Nous avons très mal. Il y a eu et il y a toujours un manque manifeste de volonté politique. Durant la transition de 2015, on a mis suffisamment de pression afin qu’elle ne dépasse pas 12 mois. A l’époque, le Balai citoyen a trouvé que ces 12 mois n’étaient pas suffisants. Il nous fallait une transition avec une durée conséquente, mais pas exagérée soit environ 2 ans. On souhaitait régler certains problèmes et solder les comptes. Nous avons été lucides sur la question et nous savions que ceux qui ont cheminé avec Blaise Compaoré, s’ils revenaient immédiatement au pouvoir, la justice allait se faire attendre parce que la plupart de ceux qui ont été accusés étaient leurs amis. Même si on dit que la justice est indépendante, je crois que s’il y avait eu une volonté politique, on allait trouver un dénouement à cette affaire. Nous n’avons pas été surpris parce que ce qui intéressait le MPP était surtout le pouvoir et les avantages y relatifs.

__________

▸ Travail à faire:
(1) Dites si chacune de ces affirmations concorde avec l'extrait sur la transition de 2015, en répondant par oui ou non et en citant les mots décisifs du texte : (a) le Balai citoyen jugeait suffisante une transition de 12 mois ; (b) la durée de transition souhaitée était d'environ 2 ans ; (c) l'attitude du MPP a surpris ceux qui parlent.
(2) D'après l'extrait sur la transition de 2015, qu'est-ce qui intéressait surtout le MPP ?
(3) Poursuivez l'extrait sur la transition de 2015 à partir de sa dernière phrase.

▸ Relevés d'emplacement des éléments:
__________

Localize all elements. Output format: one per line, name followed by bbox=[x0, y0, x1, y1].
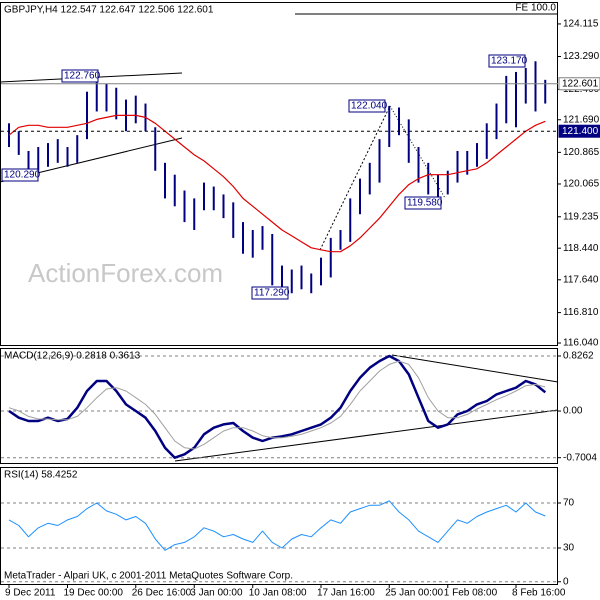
fe-label: FE 100.0 bbox=[515, 3, 556, 14]
y-tick-label: 0 bbox=[563, 576, 569, 587]
annotation: 119.580 bbox=[407, 198, 443, 209]
price-tag-label: 122.601 bbox=[562, 78, 599, 89]
y-tick-label: 30 bbox=[563, 543, 575, 554]
annotation-box bbox=[61, 69, 99, 83]
x-tick-label: 1 Feb 08:00 bbox=[444, 588, 498, 599]
y-tick-label: 120.065 bbox=[563, 179, 600, 190]
panel-title: GBPJPY,H4 122.547 122.647 122.506 122.60… bbox=[4, 5, 214, 16]
watermark: ActionForex.com bbox=[28, 258, 223, 288]
x-tick-label: 17 Jan 16:00 bbox=[317, 588, 375, 599]
x-tick-label: 25 Jan 00:00 bbox=[385, 588, 443, 599]
annotation-box bbox=[1, 168, 39, 182]
series-line bbox=[8, 500, 546, 551]
trend-line bbox=[319, 105, 391, 251]
annotation-box bbox=[488, 54, 526, 68]
y-tick-label: 121.690 bbox=[563, 114, 600, 125]
annotation: 122.760 bbox=[64, 71, 101, 82]
series-line bbox=[8, 114, 546, 253]
annotation-box bbox=[251, 286, 289, 300]
footer: MetaTrader - Alpari UK, c 2001-2011 Meta… bbox=[4, 571, 293, 582]
y-tick-label: 117.640 bbox=[563, 274, 599, 285]
annotation-box bbox=[348, 99, 386, 113]
x-tick-label: 9 Dec 2011 bbox=[5, 588, 56, 599]
y-tick-label: 120.865 bbox=[563, 147, 600, 158]
y-tick-label: 70 bbox=[563, 498, 575, 509]
y-tick-label: 0.8262 bbox=[563, 351, 594, 362]
x-tick-label: 8 Feb 16:00 bbox=[512, 588, 566, 599]
annotation: 123.170 bbox=[491, 56, 528, 67]
annotation: 120.290 bbox=[4, 170, 41, 181]
annotation: 122.040 bbox=[351, 101, 388, 112]
series-line bbox=[8, 360, 546, 450]
y-tick-label: -0.7004 bbox=[563, 452, 597, 463]
price-tag-label: 121.400 bbox=[562, 126, 599, 137]
x-tick-label: 26 Dec 16:00 bbox=[132, 588, 192, 599]
trend-line bbox=[174, 409, 559, 462]
macd-panel bbox=[0, 348, 558, 464]
y-tick-label: 0.00 bbox=[563, 406, 583, 417]
price-tag bbox=[558, 77, 600, 91]
annotation-box bbox=[404, 196, 442, 210]
y-tick-label: 118.440 bbox=[563, 243, 599, 254]
price-tag bbox=[558, 124, 600, 138]
rsi-panel bbox=[0, 467, 558, 585]
y-tick-label: 123.290 bbox=[563, 51, 600, 62]
x-tick-label: 10 Jan 08:00 bbox=[249, 588, 307, 599]
y-tick-label: 124.115 bbox=[563, 19, 599, 30]
annotation: 117.290 bbox=[254, 288, 290, 299]
x-tick-label: 3 Jan 00:00 bbox=[190, 588, 243, 599]
panel-title: RSI(14) 58.4252 bbox=[4, 470, 78, 481]
panel-title: MACD(12,26,9) 0.2818 0.3613 bbox=[4, 351, 141, 362]
series-line bbox=[8, 354, 547, 459]
y-tick-label: 116.810 bbox=[563, 307, 599, 318]
x-tick-label: 19 Dec 00:00 bbox=[64, 588, 124, 599]
y-tick-label: 119.235 bbox=[563, 211, 599, 222]
trend-line bbox=[391, 354, 559, 383]
y-tick-label: 116.040 bbox=[563, 338, 599, 349]
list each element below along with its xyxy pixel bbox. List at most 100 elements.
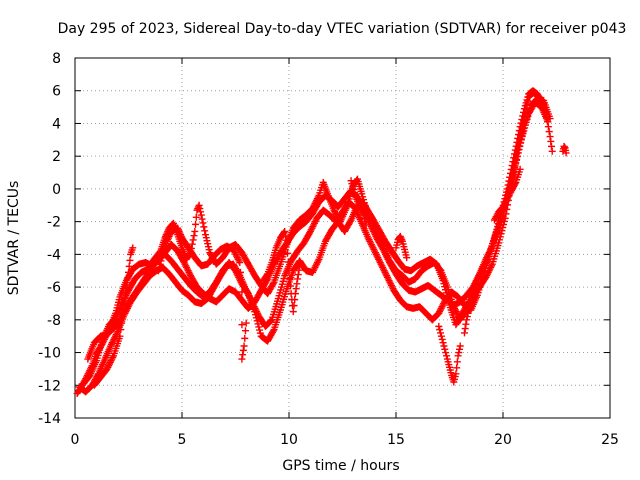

__________

▸ Réponses:
(1)
(a) Non : « le Balai citoyen a trouvé que ces 12 mois n’étaient pas suffisants ».
(b) Oui : « une durée conséquente, mais pas exagérée soit environ 2 ans ».
(c) Non : « Nous n’avons pas été surpris ».

(2) Le pouvoir et les avantages y relatifs.

(3)
Le sort des martyrs n’était pas leur préoccupation. Nous avons essayé du mieux que nous pouvions en approchant les familles afin de les aider à monter les dossiers sur le plan judiciaire avec les moyens de bord. Mais à un moment donné, il y a eu des jeux d’influence où certaines familles des victimes de l’insurrection ont été conseillées de prendre des distances avec le Balai citoyen. Il y a eu des associations qui ont été créées. L’opinion ne le sait pas, mais nous le savons. Le cabinet de maître Guy Hervé Kam s’est investi dans les dossiers des victimes. Les dossiers sont toujours pendants. On ne baisse pas les bras et nous sommes convaincus que tôt ou tard, avec une certaine conjugaison des efforts, on parviendra à obtenir justice pour les victimes de l’insurrection.

Que pensez-vous des coups d’Etat quand on sait que votre combat prône aussi l’ancrage de la démocratie ?

Dans nos principes, nous ne pouvons pas cautionner les coups d’Etat parce que les coups de force créent toujours des problèmes. On trouvera toujours des raisons pour faire un coup de force. La prise de pouvoir par la force a montré ses limites. La principale faiblesse de la force est qu’elle est précaire. Aujourd’hui vous êtes forts et demain vous ne l’êtes pas. Si vous vous rappelez, Paul Henri Damiba avait dit quelques semaines seulement avant sa chute que celui qui est fort, qu’il prenne le pouvoir et choisisse les partenaires qu’il veut. Il a dit ceci : « Celui qui se bat pour quelque chose, c’est pour lui la chose ». Les coups de force créent les conditions de l’instabilité. N’empêche, il ne faut pas voir le coup d’Etat en lui-même. Il faut voir les causes (la mal gouvernance, l’impunité, l’injustice) créent les conditions des coups d’Etat.

Que pensez-vous de la gouvernance du MPSR II sur le plan de la gestion sécuritaire, de libertés individuelles et collectives ?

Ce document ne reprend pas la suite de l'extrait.